Input material:

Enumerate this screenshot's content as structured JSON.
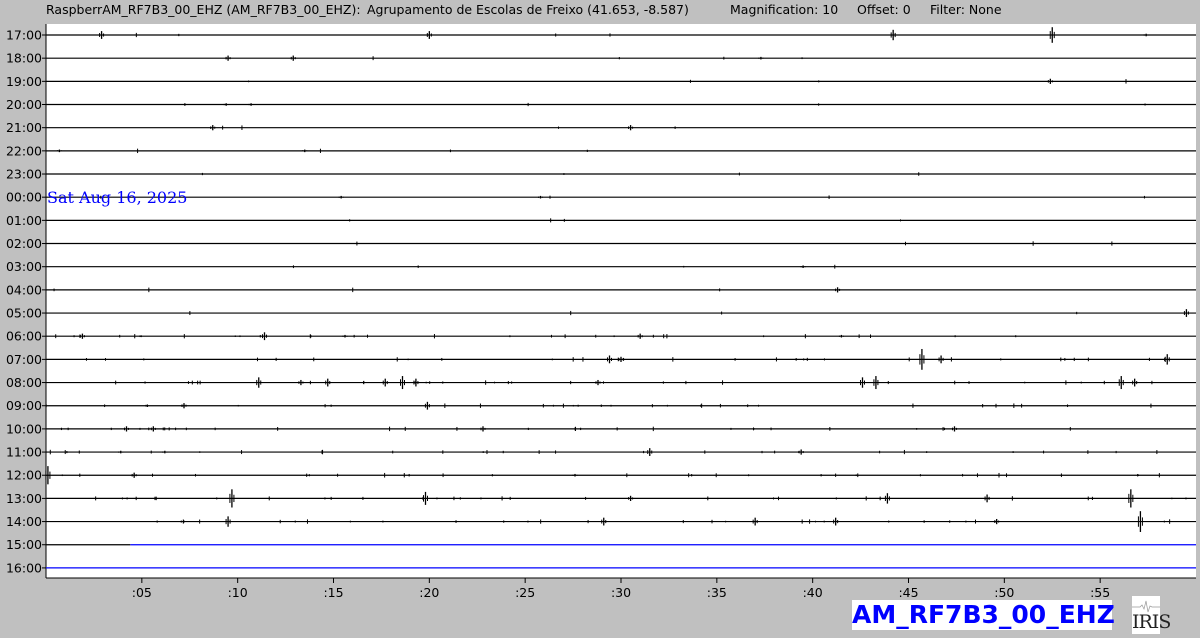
{
  "header": {
    "station": "RaspberrAM_RF7B3_00_EHZ (AM_RF7B3_00_EHZ):",
    "location": "Agrupamento de Escolas de Freixo (41.653, -8.587)",
    "magnification": "Magnification: 10",
    "offset": "Offset: 0",
    "filter": "Filter: None"
  },
  "badge": "AM_RF7B3_00_EHZ",
  "logo": "IRIS",
  "chart_data": {
    "type": "line",
    "title": "",
    "date_label": "Sat Aug 16, 2025",
    "date_label_row": "00:00",
    "x_ticks": [
      ":05",
      ":10",
      ":15",
      ":20",
      ":25",
      ":30",
      ":35",
      ":40",
      ":45",
      ":50",
      ":55"
    ],
    "xlim_minutes": [
      0,
      60
    ],
    "colors": {
      "past": "#000000",
      "pending": "#0000ff"
    },
    "current_hour": "15:00",
    "current_minute": 4.4,
    "rows": [
      {
        "label": "17:00",
        "events": [
          [
            2.9,
            3
          ],
          [
            20.0,
            3
          ],
          [
            44.2,
            4
          ],
          [
            52.5,
            6
          ],
          [
            57.4,
            1
          ]
        ]
      },
      {
        "label": "18:00",
        "events": [
          [
            9.5,
            2
          ],
          [
            12.9,
            2
          ],
          [
            37.3,
            1
          ]
        ]
      },
      {
        "label": "19:00",
        "events": [
          [
            52.4,
            2
          ]
        ]
      },
      {
        "label": "20:00",
        "events": [
          [
            9.4,
            1
          ],
          [
            10.7,
            1
          ]
        ]
      },
      {
        "label": "21:00",
        "events": [
          [
            8.7,
            2
          ],
          [
            30.5,
            2
          ]
        ]
      },
      {
        "label": "22:00",
        "events": [
          [
            0.7,
            1
          ],
          [
            13.5,
            1
          ]
        ]
      },
      {
        "label": "23:00",
        "events": []
      },
      {
        "label": "00:00",
        "events": [
          [
            15.4,
            1
          ],
          [
            25.8,
            1
          ]
        ]
      },
      {
        "label": "01:00",
        "events": []
      },
      {
        "label": "02:00",
        "events": []
      },
      {
        "label": "03:00",
        "events": [
          [
            39.5,
            1
          ]
        ]
      },
      {
        "label": "04:00",
        "events": [
          [
            41.3,
            2
          ]
        ]
      },
      {
        "label": "05:00",
        "events": [
          [
            59.5,
            3
          ]
        ]
      },
      {
        "label": "06:00",
        "events": [
          [
            1.9,
            2
          ],
          [
            11.4,
            3
          ],
          [
            15.6,
            1
          ],
          [
            31.0,
            2
          ],
          [
            41.5,
            1
          ]
        ]
      },
      {
        "label": "07:00",
        "events": [
          [
            29.4,
            3
          ],
          [
            30.0,
            2
          ],
          [
            45.7,
            8
          ],
          [
            46.7,
            3
          ],
          [
            58.5,
            4
          ]
        ]
      },
      {
        "label": "08:00",
        "events": [
          [
            11.1,
            4
          ],
          [
            13.3,
            2
          ],
          [
            14.7,
            3
          ],
          [
            17.7,
            3
          ],
          [
            18.6,
            5
          ],
          [
            19.3,
            3
          ],
          [
            28.8,
            2
          ],
          [
            42.6,
            4
          ],
          [
            43.3,
            5
          ],
          [
            56.1,
            5
          ],
          [
            56.8,
            3
          ]
        ]
      },
      {
        "label": "09:00",
        "events": [
          [
            7.2,
            2
          ],
          [
            19.9,
            3
          ]
        ]
      },
      {
        "label": "10:00",
        "events": [
          [
            4.2,
            2
          ],
          [
            5.6,
            2
          ],
          [
            22.8,
            2
          ],
          [
            47.4,
            2
          ]
        ]
      },
      {
        "label": "11:00",
        "events": [
          [
            31.5,
            3
          ],
          [
            39.4,
            2
          ],
          [
            3.9,
            1
          ],
          [
            6.2,
            1
          ]
        ]
      },
      {
        "label": "12:00",
        "events": [
          [
            0.1,
            7
          ],
          [
            4.6,
            2
          ],
          [
            27.6,
            1
          ]
        ]
      },
      {
        "label": "13:00",
        "events": [
          [
            9.7,
            7
          ],
          [
            19.8,
            5
          ],
          [
            30.5,
            2
          ],
          [
            43.9,
            4
          ],
          [
            49.1,
            3
          ],
          [
            56.6,
            7
          ]
        ]
      },
      {
        "label": "14:00",
        "events": [
          [
            9.5,
            4
          ],
          [
            29.1,
            3
          ],
          [
            37.0,
            3
          ],
          [
            41.2,
            3
          ],
          [
            57.1,
            8
          ],
          [
            49.6,
            2
          ]
        ]
      },
      {
        "label": "15:00",
        "events": []
      },
      {
        "label": "16:00",
        "events": []
      }
    ]
  }
}
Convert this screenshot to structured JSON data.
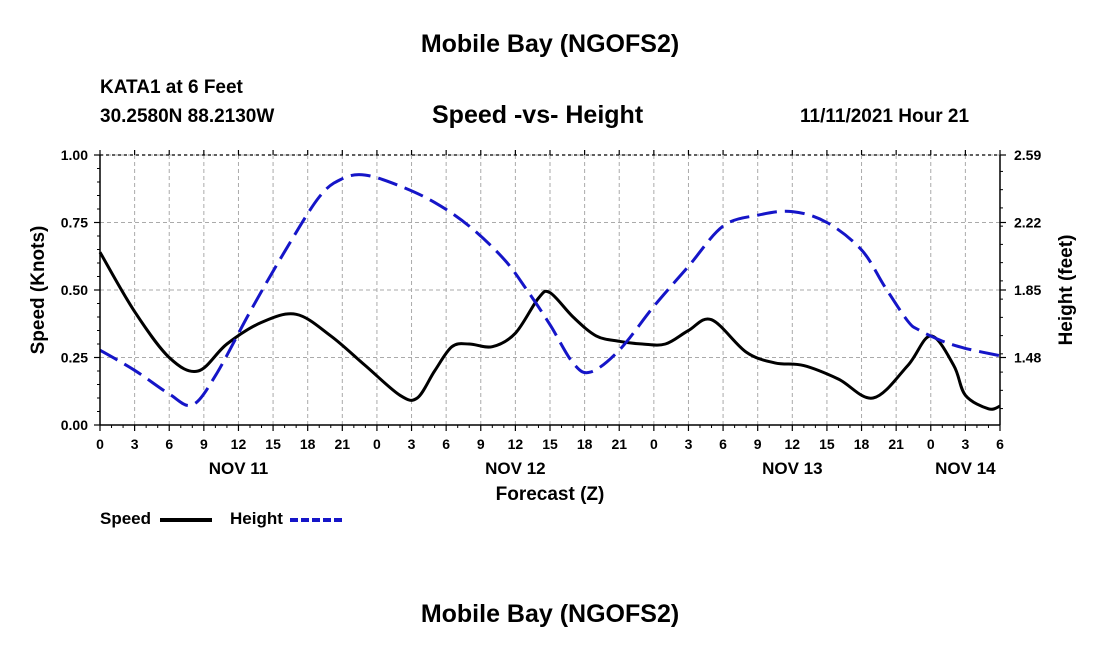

What you will do:
Provide only the number of lines in the records containing the string "this".

Problem solution:
2